> [Exercise aim]: Repeat the entire listing exactly as written.

> [Given information]:
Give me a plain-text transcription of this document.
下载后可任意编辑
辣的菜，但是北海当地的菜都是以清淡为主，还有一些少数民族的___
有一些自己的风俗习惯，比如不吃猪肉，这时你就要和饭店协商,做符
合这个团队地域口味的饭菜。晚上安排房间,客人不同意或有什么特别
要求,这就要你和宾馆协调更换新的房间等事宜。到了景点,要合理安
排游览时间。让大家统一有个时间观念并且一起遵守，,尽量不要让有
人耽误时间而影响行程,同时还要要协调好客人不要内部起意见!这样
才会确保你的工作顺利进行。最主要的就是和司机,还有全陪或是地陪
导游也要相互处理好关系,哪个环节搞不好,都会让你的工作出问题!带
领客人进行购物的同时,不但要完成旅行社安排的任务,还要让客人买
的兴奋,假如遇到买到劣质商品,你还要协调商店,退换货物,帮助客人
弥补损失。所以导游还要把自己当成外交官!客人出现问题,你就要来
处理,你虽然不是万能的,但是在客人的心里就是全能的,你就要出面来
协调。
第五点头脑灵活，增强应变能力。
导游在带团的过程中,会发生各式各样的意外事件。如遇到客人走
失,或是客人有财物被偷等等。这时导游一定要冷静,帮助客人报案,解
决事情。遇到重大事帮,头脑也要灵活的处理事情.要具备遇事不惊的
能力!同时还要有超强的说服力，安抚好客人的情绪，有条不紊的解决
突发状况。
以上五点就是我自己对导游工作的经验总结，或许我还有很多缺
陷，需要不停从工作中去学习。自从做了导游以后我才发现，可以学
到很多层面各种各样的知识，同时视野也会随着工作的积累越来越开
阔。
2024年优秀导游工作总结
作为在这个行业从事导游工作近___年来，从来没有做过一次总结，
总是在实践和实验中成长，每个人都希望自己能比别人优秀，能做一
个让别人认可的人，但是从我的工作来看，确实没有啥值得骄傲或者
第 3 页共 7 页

> [Written reply]:
Give me a plain-text transcription of this document.
下载后可任意编辑
辣的菜，但是北海当地的菜都是以清淡为主，还有一些少数民族的___
有一些自己的风俗习惯，比如不吃猪肉，这时你就要和饭店协商,做符
合这个团队地域口味的饭菜。晚上安排房间,客人不同意或有什么特别
要求,这就要你和宾馆协调更换新的房间等事宜。到了景点,要合理安
排游览时间。让大家统一有个时间观念并且一起遵守，,尽量不要让有
人耽误时间而影响行程,同时还要要协调好客人不要内部起意见!这样
才会确保你的工作顺利进行。最主要的就是和司机,还有全陪或是地陪
导游也要相互处理好关系,哪个环节搞不好,都会让你的工作出问题!带
领客人进行购物的同时,不但要完成旅行社安排的任务,还要让客人买
的兴奋,假如遇到买到劣质商品,你还要协调商店,退换货物,帮助客人
弥补损失。所以导游还要把自己当成外交官!客人出现问题,你就要来
处理,你虽然不是万能的,但是在客人的心里就是全能的,你就要出面来
协调。
第五点头脑灵活，增强应变能力。
导游在带团的过程中,会发生各式各样的意外事件。如遇到客人走
失,或是客人有财物被偷等等。这时导游一定要冷静,帮助客人报案,解
决事情。遇到重大事帮,头脑也要灵活的处理事情.要具备遇事不惊的
能力!同时还要有超强的说服力，安抚好客人的情绪，有条不紊的解决
突发状况。
以上五点就是我自己对导游工作的经验总结，或许我还有很多缺
陷，需要不停从工作中去学习。自从做了导游以后我才发现，可以学
到很多层面各种各样的知识，同时视野也会随着工作的积累越来越开
阔。
2024年优秀导游工作总结
作为在这个行业从事导游工作近___年来，从来没有做过一次总结，
总是在实践和实验中成长，每个人都希望自己能比别人优秀，能做一
个让别人认可的人，但是从我的工作来看，确实没有啥值得骄傲或者
第 3 页共 7 页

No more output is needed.